= PROBLEM DESCRIPTION =
Repeat everything from the start of the entries down to the line containing "656, 484, 832]", swapping "companionway" for "ladder" and leaving all else unchanged.

= DATA EXTRACT =
□ □ □
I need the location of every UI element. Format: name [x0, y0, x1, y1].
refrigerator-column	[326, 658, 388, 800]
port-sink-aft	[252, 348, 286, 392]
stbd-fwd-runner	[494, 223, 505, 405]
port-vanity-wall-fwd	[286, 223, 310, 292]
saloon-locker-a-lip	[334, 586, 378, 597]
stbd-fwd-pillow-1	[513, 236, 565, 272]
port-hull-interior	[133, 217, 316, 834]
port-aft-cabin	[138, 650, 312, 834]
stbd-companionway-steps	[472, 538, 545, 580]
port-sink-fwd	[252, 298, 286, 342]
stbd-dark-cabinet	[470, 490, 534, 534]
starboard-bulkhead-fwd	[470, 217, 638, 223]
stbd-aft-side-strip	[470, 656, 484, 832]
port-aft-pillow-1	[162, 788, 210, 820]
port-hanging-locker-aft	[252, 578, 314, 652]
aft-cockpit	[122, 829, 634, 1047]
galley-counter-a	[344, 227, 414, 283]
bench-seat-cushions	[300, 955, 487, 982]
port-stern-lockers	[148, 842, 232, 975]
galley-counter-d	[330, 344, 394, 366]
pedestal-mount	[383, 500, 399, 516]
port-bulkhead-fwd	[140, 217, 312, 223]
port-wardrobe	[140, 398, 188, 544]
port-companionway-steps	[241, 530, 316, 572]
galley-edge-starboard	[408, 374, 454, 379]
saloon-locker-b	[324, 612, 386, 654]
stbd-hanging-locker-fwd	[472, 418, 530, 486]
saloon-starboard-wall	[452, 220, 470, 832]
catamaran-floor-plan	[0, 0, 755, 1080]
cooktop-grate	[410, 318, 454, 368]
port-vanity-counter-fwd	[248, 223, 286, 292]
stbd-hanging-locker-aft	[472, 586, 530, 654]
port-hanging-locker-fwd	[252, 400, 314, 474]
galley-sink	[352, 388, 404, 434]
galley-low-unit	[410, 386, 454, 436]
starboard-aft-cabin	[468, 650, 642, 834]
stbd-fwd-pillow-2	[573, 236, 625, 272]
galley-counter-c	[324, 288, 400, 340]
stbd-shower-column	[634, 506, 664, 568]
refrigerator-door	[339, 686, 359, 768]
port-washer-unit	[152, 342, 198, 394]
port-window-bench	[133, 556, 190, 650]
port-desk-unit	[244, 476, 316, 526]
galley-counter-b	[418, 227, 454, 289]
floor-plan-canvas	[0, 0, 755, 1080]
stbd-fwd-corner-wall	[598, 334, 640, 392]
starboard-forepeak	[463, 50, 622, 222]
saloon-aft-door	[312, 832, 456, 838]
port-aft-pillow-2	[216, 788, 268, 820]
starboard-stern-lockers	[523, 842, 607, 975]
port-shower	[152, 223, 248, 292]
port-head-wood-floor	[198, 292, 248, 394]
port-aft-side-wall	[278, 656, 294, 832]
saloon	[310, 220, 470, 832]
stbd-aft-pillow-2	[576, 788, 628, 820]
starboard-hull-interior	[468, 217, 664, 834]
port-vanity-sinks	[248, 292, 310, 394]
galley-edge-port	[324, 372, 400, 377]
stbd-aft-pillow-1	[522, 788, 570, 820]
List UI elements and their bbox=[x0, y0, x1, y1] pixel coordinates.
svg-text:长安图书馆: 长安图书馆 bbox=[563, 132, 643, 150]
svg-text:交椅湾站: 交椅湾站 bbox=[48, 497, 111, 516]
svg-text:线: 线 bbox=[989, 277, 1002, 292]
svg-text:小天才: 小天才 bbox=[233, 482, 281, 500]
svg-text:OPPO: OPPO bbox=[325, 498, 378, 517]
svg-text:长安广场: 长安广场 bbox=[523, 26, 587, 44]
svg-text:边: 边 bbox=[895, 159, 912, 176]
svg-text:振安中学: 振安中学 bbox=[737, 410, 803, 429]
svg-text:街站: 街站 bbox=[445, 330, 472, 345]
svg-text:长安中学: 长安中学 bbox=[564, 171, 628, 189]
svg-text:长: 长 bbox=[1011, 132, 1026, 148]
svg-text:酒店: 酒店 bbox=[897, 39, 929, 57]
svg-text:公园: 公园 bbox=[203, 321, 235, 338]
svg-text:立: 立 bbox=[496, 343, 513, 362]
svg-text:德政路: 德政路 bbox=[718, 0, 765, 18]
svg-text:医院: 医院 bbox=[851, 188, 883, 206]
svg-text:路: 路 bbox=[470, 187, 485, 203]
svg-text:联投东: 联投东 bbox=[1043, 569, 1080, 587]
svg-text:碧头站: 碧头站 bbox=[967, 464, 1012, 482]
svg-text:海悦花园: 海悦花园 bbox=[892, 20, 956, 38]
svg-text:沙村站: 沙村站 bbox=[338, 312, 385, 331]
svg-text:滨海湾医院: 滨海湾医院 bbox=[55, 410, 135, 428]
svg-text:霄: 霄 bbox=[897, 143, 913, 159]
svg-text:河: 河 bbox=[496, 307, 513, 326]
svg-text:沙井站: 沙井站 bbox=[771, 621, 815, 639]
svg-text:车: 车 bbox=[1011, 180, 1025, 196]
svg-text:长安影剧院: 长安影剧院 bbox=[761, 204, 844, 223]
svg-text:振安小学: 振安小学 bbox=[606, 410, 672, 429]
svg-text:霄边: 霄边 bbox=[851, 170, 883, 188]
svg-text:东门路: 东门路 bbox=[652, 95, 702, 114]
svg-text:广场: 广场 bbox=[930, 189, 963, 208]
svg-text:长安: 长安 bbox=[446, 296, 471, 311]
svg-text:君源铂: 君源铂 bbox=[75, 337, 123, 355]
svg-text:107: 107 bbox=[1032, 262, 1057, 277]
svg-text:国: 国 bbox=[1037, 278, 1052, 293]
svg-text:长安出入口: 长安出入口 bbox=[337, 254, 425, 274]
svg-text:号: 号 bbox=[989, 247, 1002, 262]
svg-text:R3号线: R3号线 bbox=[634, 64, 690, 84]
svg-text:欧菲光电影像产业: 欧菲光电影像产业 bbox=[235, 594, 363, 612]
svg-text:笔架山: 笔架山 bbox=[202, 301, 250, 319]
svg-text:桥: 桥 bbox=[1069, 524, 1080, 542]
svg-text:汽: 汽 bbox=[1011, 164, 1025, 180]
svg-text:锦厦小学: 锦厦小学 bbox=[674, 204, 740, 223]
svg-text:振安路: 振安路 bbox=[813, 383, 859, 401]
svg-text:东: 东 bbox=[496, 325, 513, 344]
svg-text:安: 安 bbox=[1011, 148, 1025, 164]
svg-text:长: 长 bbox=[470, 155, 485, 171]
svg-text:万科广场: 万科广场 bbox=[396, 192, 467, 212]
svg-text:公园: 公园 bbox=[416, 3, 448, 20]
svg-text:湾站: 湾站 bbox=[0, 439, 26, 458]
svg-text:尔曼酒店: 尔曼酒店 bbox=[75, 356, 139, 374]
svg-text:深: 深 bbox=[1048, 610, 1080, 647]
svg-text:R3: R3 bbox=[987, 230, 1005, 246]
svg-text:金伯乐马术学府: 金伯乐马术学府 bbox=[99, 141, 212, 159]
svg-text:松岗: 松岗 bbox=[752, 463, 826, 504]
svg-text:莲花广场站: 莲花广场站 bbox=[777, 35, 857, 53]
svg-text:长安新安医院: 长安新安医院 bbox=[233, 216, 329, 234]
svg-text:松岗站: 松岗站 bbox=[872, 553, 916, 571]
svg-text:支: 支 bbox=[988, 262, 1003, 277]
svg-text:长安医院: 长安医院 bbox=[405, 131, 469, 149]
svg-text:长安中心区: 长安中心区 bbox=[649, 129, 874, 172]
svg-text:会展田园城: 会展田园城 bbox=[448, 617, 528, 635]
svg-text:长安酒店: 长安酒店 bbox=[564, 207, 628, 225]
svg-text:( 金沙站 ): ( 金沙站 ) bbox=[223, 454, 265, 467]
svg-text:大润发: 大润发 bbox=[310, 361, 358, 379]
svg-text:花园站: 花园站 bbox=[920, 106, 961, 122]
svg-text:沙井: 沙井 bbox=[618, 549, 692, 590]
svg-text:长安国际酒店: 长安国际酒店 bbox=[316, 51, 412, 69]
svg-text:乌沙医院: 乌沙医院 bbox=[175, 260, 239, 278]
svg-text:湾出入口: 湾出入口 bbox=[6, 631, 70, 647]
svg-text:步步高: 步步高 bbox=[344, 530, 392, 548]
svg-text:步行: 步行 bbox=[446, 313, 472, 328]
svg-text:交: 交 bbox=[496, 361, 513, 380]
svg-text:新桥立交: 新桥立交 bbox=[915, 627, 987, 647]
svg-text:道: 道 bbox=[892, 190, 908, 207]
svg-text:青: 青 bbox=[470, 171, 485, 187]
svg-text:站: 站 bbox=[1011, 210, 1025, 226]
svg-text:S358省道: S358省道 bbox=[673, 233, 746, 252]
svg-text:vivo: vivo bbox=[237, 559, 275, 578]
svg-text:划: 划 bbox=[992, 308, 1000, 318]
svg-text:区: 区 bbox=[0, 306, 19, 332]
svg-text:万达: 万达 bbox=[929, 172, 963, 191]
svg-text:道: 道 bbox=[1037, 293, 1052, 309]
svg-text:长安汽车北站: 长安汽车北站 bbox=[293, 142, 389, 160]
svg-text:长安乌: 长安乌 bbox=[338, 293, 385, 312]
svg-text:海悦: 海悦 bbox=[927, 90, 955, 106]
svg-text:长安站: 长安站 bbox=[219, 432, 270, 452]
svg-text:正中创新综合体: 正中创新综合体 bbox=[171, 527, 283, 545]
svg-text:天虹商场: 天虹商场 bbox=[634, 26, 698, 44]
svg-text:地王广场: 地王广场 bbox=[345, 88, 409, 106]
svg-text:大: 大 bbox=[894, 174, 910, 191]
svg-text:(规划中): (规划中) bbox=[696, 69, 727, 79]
□ □ □
= TASK OUTPUT =
I need the location of every UI element. Format: name [x0, y0, x1, y1].
refrigerator-column	[326, 658, 388, 800]
port-sink-aft	[252, 348, 286, 392]
stbd-fwd-runner	[494, 223, 505, 405]
port-vanity-wall-fwd	[286, 223, 310, 292]
saloon-locker-a-lip	[334, 586, 378, 597]
stbd-fwd-pillow-1	[513, 236, 565, 272]
port-hull-interior	[133, 217, 316, 834]
port-aft-cabin	[138, 650, 312, 834]
stbd-ladder-steps	[472, 538, 545, 580]
port-sink-fwd	[252, 298, 286, 342]
stbd-dark-cabinet	[470, 490, 534, 534]
starboard-bulkhead-fwd	[470, 217, 638, 223]
stbd-aft-side-strip	[470, 656, 484, 832]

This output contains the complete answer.